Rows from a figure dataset
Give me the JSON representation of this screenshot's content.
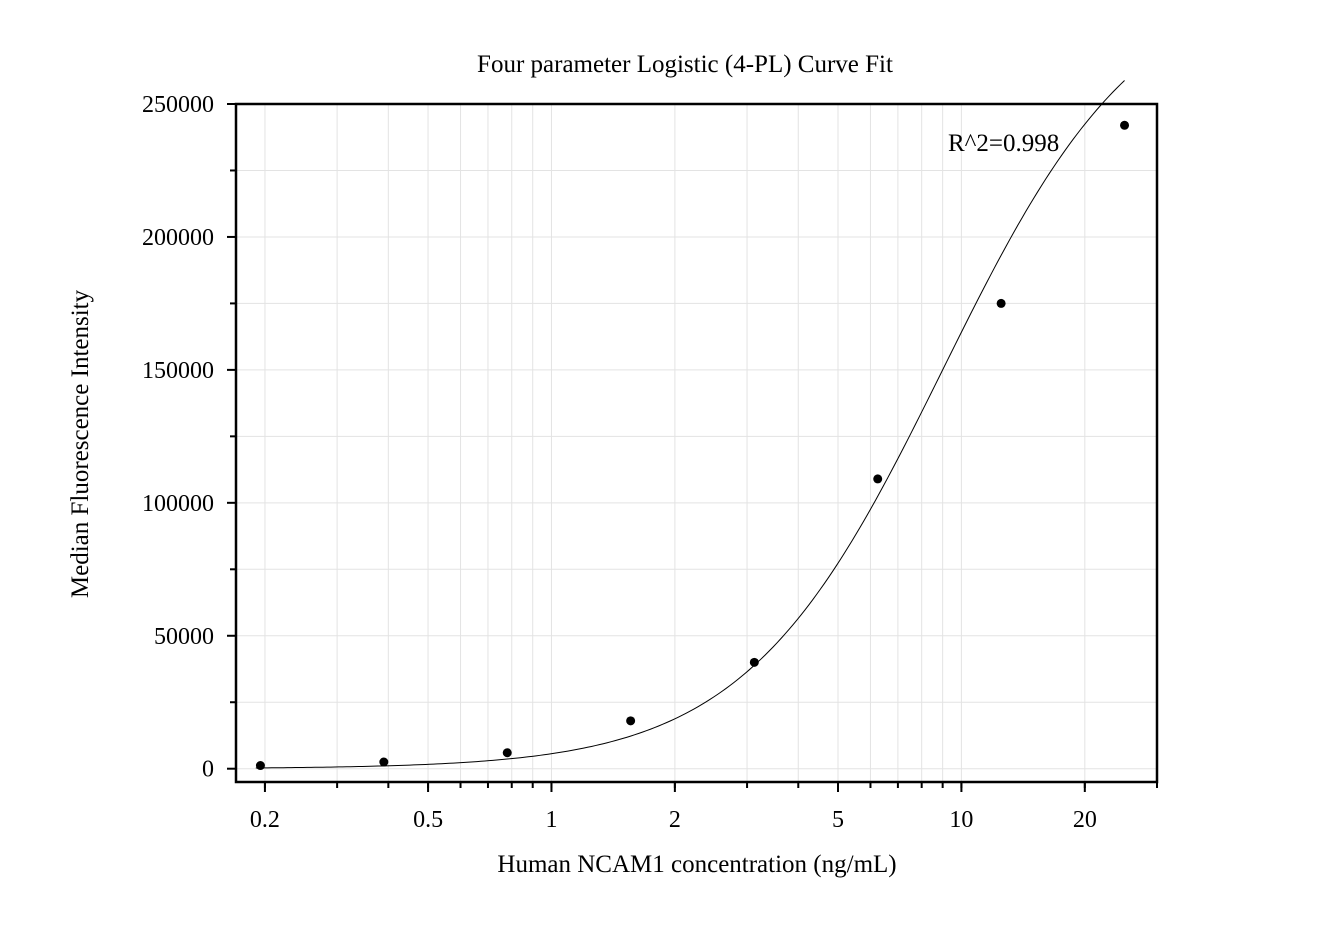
{
  "chart_data": {
    "type": "scatter",
    "title": "Four parameter Logistic (4-PL) Curve Fit",
    "xlabel": "Human NCAM1 concentration (ng/mL)",
    "ylabel": "Median Fluorescence Intensity",
    "x_scale": "log",
    "xlim": [
      0.17,
      30
    ],
    "ylim": [
      -5000,
      250000
    ],
    "x_ticks": [
      0.2,
      0.5,
      1,
      2,
      5,
      10,
      20
    ],
    "x_tick_labels": [
      "0.2",
      "0.5",
      "1",
      "2",
      "5",
      "10",
      "20"
    ],
    "y_ticks": [
      0,
      50000,
      100000,
      150000,
      200000,
      250000
    ],
    "y_tick_labels": [
      "0",
      "50000",
      "100000",
      "150000",
      "200000",
      "250000"
    ],
    "grid": true,
    "annotation": "R^2=0.998",
    "series": [
      {
        "marker": "circle",
        "x": [
          0.195,
          0.39,
          0.78,
          1.56,
          3.125,
          6.25,
          12.5,
          25
        ],
        "y": [
          1200,
          2500,
          6000,
          18000,
          40000,
          109000,
          175000,
          242000
        ]
      }
    ],
    "fit_curve": {
      "model": "4PL",
      "x_range": [
        0.19,
        25
      ],
      "params": {
        "bottom": 0,
        "top": 300000,
        "ec50": 9.0,
        "hill": 1.8
      }
    },
    "colors": {
      "points": "#000000",
      "curve": "#000000",
      "grid": "#e3e3e3"
    }
  }
}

- **Directive**
Omit every image. Quote each record exactly.

- **Exercise answer**
Give me the JSON representation of this screenshot's content.
{
  "chart_data": {
    "type": "scatter",
    "title": "Four parameter Logistic (4-PL) Curve Fit",
    "xlabel": "Human NCAM1 concentration (ng/mL)",
    "ylabel": "Median Fluorescence Intensity",
    "x_scale": "log",
    "xlim": [
      0.17,
      30
    ],
    "ylim": [
      -5000,
      250000
    ],
    "x_ticks": [
      0.2,
      0.5,
      1,
      2,
      5,
      10,
      20
    ],
    "x_tick_labels": [
      "0.2",
      "0.5",
      "1",
      "2",
      "5",
      "10",
      "20"
    ],
    "y_ticks": [
      0,
      50000,
      100000,
      150000,
      200000,
      250000
    ],
    "y_tick_labels": [
      "0",
      "50000",
      "100000",
      "150000",
      "200000",
      "250000"
    ],
    "grid": true,
    "annotation": "R^2=0.998",
    "series": [
      {
        "marker": "circle",
        "x": [
          0.195,
          0.39,
          0.78,
          1.56,
          3.125,
          6.25,
          12.5,
          25
        ],
        "y": [
          1200,
          2500,
          6000,
          18000,
          40000,
          109000,
          175000,
          242000
        ]
      }
    ],
    "fit_curve": {
      "model": "4PL",
      "x_range": [
        0.19,
        25
      ],
      "params": {
        "bottom": 0,
        "top": 300000,
        "ec50": 9.0,
        "hill": 1.8
      }
    },
    "colors": {
      "points": "#000000",
      "curve": "#000000",
      "grid": "#e3e3e3"
    }
  }
}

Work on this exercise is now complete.